= WRITTEN TASK =
Each line should be copied exactly.

= DATA RECORDS =
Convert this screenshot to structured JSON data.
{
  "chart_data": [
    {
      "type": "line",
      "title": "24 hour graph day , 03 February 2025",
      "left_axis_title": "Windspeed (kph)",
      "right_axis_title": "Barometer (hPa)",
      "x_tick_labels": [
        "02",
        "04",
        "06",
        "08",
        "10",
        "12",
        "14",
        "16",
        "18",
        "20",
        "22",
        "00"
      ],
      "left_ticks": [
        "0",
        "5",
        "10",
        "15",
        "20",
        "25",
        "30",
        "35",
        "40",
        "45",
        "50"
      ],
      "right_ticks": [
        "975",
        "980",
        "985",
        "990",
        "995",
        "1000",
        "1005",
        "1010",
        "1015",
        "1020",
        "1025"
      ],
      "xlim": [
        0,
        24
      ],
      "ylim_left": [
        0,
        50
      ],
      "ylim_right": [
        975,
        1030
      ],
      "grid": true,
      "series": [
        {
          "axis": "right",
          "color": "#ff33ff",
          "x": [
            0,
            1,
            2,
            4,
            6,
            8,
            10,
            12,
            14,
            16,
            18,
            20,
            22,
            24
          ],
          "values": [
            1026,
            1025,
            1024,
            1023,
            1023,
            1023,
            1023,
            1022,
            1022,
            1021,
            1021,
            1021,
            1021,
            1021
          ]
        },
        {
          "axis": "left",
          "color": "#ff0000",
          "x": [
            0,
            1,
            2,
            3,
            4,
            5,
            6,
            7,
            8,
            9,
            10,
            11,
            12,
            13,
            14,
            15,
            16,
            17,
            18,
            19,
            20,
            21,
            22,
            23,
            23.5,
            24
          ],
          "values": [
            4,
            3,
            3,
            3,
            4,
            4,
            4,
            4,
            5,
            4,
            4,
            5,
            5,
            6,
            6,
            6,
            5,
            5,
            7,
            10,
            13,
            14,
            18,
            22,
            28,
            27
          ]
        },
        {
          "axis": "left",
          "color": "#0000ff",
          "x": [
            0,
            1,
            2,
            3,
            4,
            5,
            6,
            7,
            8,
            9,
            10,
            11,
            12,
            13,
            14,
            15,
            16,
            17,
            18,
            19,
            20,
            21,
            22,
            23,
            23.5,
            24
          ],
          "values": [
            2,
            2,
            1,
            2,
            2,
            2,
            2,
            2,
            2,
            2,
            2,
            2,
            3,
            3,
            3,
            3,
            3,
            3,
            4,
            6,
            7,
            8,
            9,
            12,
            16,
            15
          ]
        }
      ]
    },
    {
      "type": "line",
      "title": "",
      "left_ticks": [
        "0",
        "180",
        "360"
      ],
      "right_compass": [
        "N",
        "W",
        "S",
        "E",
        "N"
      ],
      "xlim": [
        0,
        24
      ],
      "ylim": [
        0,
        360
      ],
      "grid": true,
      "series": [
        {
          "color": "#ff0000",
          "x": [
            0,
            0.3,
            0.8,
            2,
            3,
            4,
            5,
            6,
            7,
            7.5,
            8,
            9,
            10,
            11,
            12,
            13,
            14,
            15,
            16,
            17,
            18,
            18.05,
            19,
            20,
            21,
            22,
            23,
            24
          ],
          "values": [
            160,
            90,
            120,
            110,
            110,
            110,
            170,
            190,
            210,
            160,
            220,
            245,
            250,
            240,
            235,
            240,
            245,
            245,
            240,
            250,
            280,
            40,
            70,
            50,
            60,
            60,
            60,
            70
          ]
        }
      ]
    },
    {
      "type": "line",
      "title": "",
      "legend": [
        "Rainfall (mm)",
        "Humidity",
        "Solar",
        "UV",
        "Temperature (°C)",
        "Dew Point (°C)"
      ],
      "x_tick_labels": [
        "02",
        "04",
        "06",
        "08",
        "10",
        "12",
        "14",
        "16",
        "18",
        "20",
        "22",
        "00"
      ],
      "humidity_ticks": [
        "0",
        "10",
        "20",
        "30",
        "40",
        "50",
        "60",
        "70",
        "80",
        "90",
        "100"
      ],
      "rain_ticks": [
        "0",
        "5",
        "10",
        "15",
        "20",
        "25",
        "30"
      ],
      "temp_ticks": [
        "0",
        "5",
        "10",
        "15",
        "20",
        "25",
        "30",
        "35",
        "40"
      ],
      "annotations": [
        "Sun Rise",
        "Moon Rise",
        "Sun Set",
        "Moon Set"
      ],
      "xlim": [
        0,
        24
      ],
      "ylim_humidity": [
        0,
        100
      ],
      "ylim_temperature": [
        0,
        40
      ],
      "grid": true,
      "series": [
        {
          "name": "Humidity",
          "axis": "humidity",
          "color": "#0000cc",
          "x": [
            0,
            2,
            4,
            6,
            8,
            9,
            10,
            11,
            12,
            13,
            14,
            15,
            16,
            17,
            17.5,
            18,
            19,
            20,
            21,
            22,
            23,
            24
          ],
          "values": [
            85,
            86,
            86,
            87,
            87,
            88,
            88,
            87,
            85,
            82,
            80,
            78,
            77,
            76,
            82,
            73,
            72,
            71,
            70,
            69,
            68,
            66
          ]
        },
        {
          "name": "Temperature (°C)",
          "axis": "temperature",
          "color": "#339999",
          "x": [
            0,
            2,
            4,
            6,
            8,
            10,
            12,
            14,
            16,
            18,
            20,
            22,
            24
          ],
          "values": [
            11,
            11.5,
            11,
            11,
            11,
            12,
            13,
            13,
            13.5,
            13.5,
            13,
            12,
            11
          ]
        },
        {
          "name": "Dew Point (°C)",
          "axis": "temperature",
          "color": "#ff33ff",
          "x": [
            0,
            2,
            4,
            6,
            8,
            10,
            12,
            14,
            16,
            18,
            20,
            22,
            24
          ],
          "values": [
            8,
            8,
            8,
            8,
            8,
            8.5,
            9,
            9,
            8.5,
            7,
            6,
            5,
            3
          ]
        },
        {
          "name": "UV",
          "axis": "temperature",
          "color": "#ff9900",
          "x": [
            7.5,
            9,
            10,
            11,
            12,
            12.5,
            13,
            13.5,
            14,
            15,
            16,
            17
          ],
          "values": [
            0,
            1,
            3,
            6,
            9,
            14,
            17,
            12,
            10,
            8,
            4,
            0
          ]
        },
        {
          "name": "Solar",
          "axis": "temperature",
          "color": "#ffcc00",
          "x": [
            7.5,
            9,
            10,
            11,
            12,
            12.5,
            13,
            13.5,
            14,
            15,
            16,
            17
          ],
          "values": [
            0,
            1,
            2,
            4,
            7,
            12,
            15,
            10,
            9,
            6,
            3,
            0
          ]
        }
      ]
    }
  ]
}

= RESULT FOR THIS TASK =
Convert this screenshot to structured JSON data.
{
  "chart_data": [
    {
      "type": "line",
      "title": "24 hour graph day , 03 February 2025",
      "left_axis_title": "Windspeed (kph)",
      "right_axis_title": "Barometer (hPa)",
      "x_tick_labels": [
        "02",
        "04",
        "06",
        "08",
        "10",
        "12",
        "14",
        "16",
        "18",
        "20",
        "22",
        "00"
      ],
      "left_ticks": [
        "0",
        "5",
        "10",
        "15",
        "20",
        "25",
        "30",
        "35",
        "40",
        "45",
        "50"
      ],
      "right_ticks": [
        "975",
        "980",
        "985",
        "990",
        "995",
        "1000",
        "1005",
        "1010",
        "1015",
        "1020",
        "1025"
      ],
      "xlim": [
        0,
        24
      ],
      "ylim_left": [
        0,
        50
      ],
      "ylim_right": [
        975,
        1030
      ],
      "grid": true,
      "series": [
        {
          "axis": "right",
          "color": "#ff33ff",
          "x": [
            0,
            1,
            2,
            4,
            6,
            8,
            10,
            12,
            14,
            16,
            18,
            20,
            22,
            24
          ],
          "values": [
            1026,
            1025,
            1024,
            1023,
            1023,
            1023,
            1023,
            1022,
            1022,
            1021,
            1021,
            1021,
            1021,
            1021
          ]
        },
        {
          "axis": "left",
          "color": "#ff0000",
          "x": [
            0,
            1,
            2,
            3,
            4,
            5,
            6,
            7,
            8,
            9,
            10,
            11,
            12,
            13,
            14,
            15,
            16,
            17,
            18,
            19,
            20,
            21,
            22,
            23,
            23.5,
            24
          ],
          "values": [
            4,
            3,
            3,
            3,
            4,
            4,
            4,
            4,
            5,
            4,
            4,
            5,
            5,
            6,
            6,
            6,
            5,
            5,
            7,
            10,
            13,
            14,
            18,
            22,
            28,
            27
          ]
        },
        {
          "axis": "left",
          "color": "#0000ff",
          "x": [
            0,
            1,
            2,
            3,
            4,
            5,
            6,
            7,
            8,
            9,
            10,
            11,
            12,
            13,
            14,
            15,
            16,
            17,
            18,
            19,
            20,
            21,
            22,
            23,
            23.5,
            24
          ],
          "values": [
            2,
            2,
            1,
            2,
            2,
            2,
            2,
            2,
            2,
            2,
            2,
            2,
            3,
            3,
            3,
            3,
            3,
            3,
            4,
            6,
            7,
            8,
            9,
            12,
            16,
            15
          ]
        }
      ]
    },
    {
      "type": "line",
      "title": "",
      "left_ticks": [
        "0",
        "180",
        "360"
      ],
      "right_compass": [
        "N",
        "W",
        "S",
        "E",
        "N"
      ],
      "xlim": [
        0,
        24
      ],
      "ylim": [
        0,
        360
      ],
      "grid": true,
      "series": [
        {
          "color": "#ff0000",
          "x": [
            0,
            0.3,
            0.8,
            2,
            3,
            4,
            5,
            6,
            7,
            7.5,
            8,
            9,
            10,
            11,
            12,
            13,
            14,
            15,
            16,
            17,
            18,
            18.05,
            19,
            20,
            21,
            22,
            23,
            24
          ],
          "values": [
            160,
            90,
            120,
            110,
            110,
            110,
            170,
            190,
            210,
            160,
            220,
            245,
            250,
            240,
            235,
            240,
            245,
            245,
            240,
            250,
            280,
            40,
            70,
            50,
            60,
            60,
            60,
            70
          ]
        }
      ]
    },
    {
      "type": "line",
      "title": "",
      "legend": [
        "Rainfall (mm)",
        "Humidity",
        "Solar",
        "UV",
        "Temperature (°C)",
        "Dew Point (°C)"
      ],
      "x_tick_labels": [
        "02",
        "04",
        "06",
        "08",
        "10",
        "12",
        "14",
        "16",
        "18",
        "20",
        "22",
        "00"
      ],
      "humidity_ticks": [
        "0",
        "10",
        "20",
        "30",
        "40",
        "50",
        "60",
        "70",
        "80",
        "90",
        "100"
      ],
      "rain_ticks": [
        "0",
        "5",
        "10",
        "15",
        "20",
        "25",
        "30"
      ],
      "temp_ticks": [
        "0",
        "5",
        "10",
        "15",
        "20",
        "25",
        "30",
        "35",
        "40"
      ],
      "annotations": [
        "Sun Rise",
        "Moon Rise",
        "Sun Set",
        "Moon Set"
      ],
      "xlim": [
        0,
        24
      ],
      "ylim_humidity": [
        0,
        100
      ],
      "ylim_temperature": [
        0,
        40
      ],
      "grid": true,
      "series": [
        {
          "name": "Humidity",
          "axis": "humidity",
          "color": "#0000cc",
          "x": [
            0,
            2,
            4,
            6,
            8,
            9,
            10,
            11,
            12,
            13,
            14,
            15,
            16,
            17,
            17.5,
            18,
            19,
            20,
            21,
            22,
            23,
            24
          ],
          "values": [
            85,
            86,
            86,
            87,
            87,
            88,
            88,
            87,
            85,
            82,
            80,
            78,
            77,
            76,
            82,
            73,
            72,
            71,
            70,
            69,
            68,
            66
          ]
        },
        {
          "name": "Temperature (°C)",
          "axis": "temperature",
          "color": "#339999",
          "x": [
            0,
            2,
            4,
            6,
            8,
            10,
            12,
            14,
            16,
            18,
            20,
            22,
            24
          ],
          "values": [
            11,
            11.5,
            11,
            11,
            11,
            12,
            13,
            13,
            13.5,
            13.5,
            13,
            12,
            11
          ]
        },
        {
          "name": "Dew Point (°C)",
          "axis": "temperature",
          "color": "#ff33ff",
          "x": [
            0,
            2,
            4,
            6,
            8,
            10,
            12,
            14,
            16,
            18,
            20,
            22,
            24
          ],
          "values": [
            8,
            8,
            8,
            8,
            8,
            8.5,
            9,
            9,
            8.5,
            7,
            6,
            5,
            3
          ]
        },
        {
          "name": "UV",
          "axis": "temperature",
          "color": "#ff9900",
          "x": [
            7.5,
            9,
            10,
            11,
            12,
            12.5,
            13,
            13.5,
            14,
            15,
            16,
            17
          ],
          "values": [
            0,
            1,
            3,
            6,
            9,
            14,
            17,
            12,
            10,
            8,
            4,
            0
          ]
        },
        {
          "name": "Solar",
          "axis": "temperature",
          "color": "#ffcc00",
          "x": [
            7.5,
            9,
            10,
            11,
            12,
            12.5,
            13,
            13.5,
            14,
            15,
            16,
            17
          ],
          "values": [
            0,
            1,
            2,
            4,
            7,
            12,
            15,
            10,
            9,
            6,
            3,
            0
          ]
        }
      ]
    }
  ]
}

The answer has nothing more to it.